* [Given exercise]: Return all lines from the listing below in which the string "ردیف" occurs.

* [Dataset]:
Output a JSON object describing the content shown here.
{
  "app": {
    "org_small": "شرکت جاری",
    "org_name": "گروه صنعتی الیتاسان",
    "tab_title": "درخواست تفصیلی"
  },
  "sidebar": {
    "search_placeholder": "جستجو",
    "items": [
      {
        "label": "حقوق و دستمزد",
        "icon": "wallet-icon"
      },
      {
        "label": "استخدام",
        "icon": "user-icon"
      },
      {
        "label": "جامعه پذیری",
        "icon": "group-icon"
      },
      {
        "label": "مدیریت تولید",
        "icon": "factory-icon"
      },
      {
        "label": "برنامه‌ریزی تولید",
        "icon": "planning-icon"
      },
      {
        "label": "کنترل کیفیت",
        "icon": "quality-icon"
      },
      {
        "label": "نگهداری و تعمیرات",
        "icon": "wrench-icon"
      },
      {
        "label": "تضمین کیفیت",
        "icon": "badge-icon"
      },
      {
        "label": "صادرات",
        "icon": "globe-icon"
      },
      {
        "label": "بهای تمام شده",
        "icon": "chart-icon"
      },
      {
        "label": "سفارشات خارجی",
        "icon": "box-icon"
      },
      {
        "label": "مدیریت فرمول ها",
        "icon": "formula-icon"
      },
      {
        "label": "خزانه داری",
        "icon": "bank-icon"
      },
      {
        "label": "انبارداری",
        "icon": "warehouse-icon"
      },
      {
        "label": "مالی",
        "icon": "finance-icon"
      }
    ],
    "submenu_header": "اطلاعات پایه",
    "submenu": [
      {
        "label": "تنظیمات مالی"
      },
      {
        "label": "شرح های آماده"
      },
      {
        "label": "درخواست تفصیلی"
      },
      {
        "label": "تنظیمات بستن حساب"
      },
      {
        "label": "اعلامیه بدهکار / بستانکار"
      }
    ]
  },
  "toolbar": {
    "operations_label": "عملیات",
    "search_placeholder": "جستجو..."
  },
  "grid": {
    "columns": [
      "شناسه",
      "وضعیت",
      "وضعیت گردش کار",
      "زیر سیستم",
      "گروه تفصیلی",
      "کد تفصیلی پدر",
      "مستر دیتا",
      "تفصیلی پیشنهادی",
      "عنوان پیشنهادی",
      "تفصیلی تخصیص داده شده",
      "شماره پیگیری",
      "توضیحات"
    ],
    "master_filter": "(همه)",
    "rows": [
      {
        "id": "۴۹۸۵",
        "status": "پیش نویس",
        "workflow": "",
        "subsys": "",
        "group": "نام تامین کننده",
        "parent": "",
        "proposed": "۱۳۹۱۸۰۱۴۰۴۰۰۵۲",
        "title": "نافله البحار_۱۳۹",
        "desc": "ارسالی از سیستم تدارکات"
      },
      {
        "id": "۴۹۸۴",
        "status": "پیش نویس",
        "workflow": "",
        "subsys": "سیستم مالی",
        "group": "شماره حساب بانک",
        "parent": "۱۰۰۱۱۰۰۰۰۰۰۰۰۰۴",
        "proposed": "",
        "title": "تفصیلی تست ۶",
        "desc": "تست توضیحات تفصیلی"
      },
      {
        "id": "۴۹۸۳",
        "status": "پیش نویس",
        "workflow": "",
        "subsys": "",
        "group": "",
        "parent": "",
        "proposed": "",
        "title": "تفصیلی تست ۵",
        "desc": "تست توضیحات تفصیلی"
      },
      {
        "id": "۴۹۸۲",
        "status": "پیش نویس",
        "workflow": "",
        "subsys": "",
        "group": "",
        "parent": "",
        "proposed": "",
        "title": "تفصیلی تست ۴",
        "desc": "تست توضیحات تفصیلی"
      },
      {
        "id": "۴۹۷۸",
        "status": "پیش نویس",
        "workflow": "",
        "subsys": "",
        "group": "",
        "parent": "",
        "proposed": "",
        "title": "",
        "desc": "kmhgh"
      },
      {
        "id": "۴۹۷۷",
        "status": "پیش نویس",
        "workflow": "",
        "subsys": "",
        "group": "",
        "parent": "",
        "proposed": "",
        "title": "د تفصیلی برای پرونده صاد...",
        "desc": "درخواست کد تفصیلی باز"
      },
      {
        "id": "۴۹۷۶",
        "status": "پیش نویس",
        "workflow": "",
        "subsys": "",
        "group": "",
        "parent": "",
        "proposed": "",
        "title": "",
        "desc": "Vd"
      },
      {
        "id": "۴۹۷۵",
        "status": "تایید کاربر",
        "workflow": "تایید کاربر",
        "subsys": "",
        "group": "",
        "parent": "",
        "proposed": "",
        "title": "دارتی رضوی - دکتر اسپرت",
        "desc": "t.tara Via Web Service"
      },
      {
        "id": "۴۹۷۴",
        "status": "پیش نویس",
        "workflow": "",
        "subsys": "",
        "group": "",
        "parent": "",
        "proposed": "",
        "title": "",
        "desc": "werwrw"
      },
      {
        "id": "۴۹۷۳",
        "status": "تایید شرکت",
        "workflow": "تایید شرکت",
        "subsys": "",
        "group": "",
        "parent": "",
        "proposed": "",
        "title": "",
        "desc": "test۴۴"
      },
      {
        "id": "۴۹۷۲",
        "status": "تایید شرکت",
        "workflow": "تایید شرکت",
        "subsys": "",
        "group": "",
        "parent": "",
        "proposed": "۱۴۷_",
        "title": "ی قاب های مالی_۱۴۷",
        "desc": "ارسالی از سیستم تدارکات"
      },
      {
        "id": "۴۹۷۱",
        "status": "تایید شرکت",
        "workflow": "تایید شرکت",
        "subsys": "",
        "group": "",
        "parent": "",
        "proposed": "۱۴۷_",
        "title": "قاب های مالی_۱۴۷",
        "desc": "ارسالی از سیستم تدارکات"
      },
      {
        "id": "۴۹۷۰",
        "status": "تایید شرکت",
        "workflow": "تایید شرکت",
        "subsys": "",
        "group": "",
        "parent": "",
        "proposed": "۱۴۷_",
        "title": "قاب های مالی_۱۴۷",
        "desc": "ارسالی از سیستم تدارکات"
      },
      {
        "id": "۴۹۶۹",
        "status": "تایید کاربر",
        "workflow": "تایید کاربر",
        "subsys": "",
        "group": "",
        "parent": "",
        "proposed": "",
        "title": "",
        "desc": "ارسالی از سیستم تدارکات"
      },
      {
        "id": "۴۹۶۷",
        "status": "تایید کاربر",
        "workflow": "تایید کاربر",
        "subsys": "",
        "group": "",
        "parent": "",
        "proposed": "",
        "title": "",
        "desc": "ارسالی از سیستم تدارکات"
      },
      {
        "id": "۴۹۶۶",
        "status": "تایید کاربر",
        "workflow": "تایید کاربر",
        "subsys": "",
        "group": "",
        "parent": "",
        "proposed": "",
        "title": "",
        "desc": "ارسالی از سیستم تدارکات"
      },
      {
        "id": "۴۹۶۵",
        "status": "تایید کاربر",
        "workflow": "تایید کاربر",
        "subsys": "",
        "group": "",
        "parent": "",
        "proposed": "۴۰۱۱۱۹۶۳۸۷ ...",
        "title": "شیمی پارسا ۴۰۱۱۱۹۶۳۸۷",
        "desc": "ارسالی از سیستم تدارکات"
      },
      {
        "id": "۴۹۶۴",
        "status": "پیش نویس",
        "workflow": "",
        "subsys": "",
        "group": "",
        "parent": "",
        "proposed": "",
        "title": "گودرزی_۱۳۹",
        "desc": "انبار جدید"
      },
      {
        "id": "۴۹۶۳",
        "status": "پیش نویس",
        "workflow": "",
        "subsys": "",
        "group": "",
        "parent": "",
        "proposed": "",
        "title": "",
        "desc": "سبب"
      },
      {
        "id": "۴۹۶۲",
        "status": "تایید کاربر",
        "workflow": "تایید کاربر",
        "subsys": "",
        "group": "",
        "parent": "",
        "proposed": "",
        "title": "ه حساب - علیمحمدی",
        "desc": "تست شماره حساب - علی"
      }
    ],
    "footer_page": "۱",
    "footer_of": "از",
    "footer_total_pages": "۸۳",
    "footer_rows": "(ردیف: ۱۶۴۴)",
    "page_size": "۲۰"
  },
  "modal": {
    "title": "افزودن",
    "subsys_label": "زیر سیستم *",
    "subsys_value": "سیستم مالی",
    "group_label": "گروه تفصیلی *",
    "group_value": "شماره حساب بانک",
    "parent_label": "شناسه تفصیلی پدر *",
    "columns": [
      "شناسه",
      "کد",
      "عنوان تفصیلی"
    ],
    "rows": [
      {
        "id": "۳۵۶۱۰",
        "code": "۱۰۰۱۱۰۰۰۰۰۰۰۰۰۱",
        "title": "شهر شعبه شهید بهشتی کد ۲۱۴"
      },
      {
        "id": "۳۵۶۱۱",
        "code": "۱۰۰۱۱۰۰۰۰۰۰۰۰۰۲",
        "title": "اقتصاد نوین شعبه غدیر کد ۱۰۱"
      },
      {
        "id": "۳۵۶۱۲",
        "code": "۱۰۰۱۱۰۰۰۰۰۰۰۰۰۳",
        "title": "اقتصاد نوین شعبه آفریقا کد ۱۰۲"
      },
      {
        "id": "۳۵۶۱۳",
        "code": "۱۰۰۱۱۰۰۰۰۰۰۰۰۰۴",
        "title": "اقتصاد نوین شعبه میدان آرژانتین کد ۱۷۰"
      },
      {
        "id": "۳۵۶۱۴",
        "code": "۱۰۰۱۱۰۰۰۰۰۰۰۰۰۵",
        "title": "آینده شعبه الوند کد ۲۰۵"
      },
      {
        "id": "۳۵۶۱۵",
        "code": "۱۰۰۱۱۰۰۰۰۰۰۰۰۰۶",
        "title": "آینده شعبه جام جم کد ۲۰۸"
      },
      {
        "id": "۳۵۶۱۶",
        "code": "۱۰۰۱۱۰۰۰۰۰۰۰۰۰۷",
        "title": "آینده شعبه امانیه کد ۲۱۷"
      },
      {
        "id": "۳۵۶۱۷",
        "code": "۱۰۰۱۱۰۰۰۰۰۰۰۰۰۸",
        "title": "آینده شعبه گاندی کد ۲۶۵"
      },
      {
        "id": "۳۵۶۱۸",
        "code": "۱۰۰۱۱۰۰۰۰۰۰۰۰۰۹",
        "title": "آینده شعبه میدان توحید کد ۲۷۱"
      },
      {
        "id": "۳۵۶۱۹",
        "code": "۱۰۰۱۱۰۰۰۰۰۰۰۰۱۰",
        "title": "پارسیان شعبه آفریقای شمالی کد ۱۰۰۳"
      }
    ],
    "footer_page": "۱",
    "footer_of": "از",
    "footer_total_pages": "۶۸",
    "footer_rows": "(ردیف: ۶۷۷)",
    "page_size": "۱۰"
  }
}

* [Solution to this task]:
    "footer_rows": "(ردیف: ۱۶۴۴)",
    "footer_rows": "(ردیف: ۶۷۷)",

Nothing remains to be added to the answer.